#### [WHAT NEEDS TO BE DONE]
Gather, from the listing beneath this task, every line holding the string "contatto".

= = = =

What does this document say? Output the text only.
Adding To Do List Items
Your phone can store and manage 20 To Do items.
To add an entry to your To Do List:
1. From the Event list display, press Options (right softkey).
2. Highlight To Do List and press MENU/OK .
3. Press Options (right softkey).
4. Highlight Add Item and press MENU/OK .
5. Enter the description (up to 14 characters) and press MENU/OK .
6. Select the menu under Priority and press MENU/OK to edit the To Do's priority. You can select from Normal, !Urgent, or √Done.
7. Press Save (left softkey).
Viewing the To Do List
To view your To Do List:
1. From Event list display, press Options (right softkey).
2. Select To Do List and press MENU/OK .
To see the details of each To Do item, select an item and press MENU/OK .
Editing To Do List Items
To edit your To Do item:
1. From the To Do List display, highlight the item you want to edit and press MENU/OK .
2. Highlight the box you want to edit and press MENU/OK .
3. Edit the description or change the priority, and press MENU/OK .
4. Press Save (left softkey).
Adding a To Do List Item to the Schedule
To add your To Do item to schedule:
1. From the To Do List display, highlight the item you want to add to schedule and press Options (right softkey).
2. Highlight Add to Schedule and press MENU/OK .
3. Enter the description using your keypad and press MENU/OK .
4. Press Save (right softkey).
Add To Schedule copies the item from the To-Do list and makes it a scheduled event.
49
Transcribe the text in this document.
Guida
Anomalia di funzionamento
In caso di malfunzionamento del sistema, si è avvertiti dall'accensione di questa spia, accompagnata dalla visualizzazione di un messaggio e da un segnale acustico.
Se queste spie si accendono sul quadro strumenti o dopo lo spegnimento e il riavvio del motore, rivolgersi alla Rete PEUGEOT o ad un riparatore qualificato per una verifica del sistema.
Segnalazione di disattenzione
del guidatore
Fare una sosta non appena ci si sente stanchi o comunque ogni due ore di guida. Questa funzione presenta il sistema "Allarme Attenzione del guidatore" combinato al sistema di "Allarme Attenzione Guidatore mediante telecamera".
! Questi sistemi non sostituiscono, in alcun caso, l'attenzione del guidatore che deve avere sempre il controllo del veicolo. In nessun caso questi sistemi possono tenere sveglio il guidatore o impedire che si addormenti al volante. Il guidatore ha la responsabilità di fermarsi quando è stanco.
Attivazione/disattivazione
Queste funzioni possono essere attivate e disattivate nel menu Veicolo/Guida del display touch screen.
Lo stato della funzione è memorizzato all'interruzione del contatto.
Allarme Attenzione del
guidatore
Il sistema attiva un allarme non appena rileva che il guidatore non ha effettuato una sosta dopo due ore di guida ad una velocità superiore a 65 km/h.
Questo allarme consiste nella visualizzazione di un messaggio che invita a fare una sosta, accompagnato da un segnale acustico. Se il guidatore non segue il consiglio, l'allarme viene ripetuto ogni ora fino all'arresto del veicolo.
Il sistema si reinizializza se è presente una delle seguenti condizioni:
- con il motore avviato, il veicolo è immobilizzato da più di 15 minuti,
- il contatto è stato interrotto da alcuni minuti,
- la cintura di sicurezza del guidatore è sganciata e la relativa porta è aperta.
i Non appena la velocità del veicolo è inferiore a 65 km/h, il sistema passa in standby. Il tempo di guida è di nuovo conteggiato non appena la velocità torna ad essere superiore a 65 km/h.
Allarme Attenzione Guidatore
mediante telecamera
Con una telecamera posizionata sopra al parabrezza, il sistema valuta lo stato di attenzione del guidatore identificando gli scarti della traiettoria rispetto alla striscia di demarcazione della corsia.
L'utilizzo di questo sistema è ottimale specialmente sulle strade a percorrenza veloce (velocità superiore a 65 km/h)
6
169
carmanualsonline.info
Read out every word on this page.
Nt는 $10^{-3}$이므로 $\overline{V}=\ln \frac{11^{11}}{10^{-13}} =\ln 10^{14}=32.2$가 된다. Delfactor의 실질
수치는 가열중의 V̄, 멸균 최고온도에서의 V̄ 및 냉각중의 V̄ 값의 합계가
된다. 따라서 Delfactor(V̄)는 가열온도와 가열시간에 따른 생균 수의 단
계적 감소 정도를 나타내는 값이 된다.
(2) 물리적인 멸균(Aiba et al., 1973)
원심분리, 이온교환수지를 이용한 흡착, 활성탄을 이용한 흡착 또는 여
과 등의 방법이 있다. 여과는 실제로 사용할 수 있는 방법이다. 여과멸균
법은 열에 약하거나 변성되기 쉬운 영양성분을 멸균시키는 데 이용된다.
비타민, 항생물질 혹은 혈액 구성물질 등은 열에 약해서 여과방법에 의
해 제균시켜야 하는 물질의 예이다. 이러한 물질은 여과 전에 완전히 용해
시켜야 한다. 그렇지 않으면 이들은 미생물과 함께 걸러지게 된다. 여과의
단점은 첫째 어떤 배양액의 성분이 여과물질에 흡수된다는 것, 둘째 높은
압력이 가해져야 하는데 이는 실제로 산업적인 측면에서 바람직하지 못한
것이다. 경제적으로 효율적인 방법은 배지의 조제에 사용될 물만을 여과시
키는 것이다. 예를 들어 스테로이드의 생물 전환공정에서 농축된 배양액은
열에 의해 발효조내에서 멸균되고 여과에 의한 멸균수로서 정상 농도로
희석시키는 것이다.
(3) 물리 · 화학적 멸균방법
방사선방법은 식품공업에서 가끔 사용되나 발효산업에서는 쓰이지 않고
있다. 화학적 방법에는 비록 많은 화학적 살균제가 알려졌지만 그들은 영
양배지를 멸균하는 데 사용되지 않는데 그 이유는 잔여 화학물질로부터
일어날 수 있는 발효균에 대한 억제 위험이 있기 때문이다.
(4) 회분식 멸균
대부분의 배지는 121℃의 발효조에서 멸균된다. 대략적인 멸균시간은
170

= = = =

#### [RESPONSE TO THIS TASK]
Lo stato della funzione è memorizzato all'interruzione del contatto.
- il contatto è stato interrotto da alcuni minuti,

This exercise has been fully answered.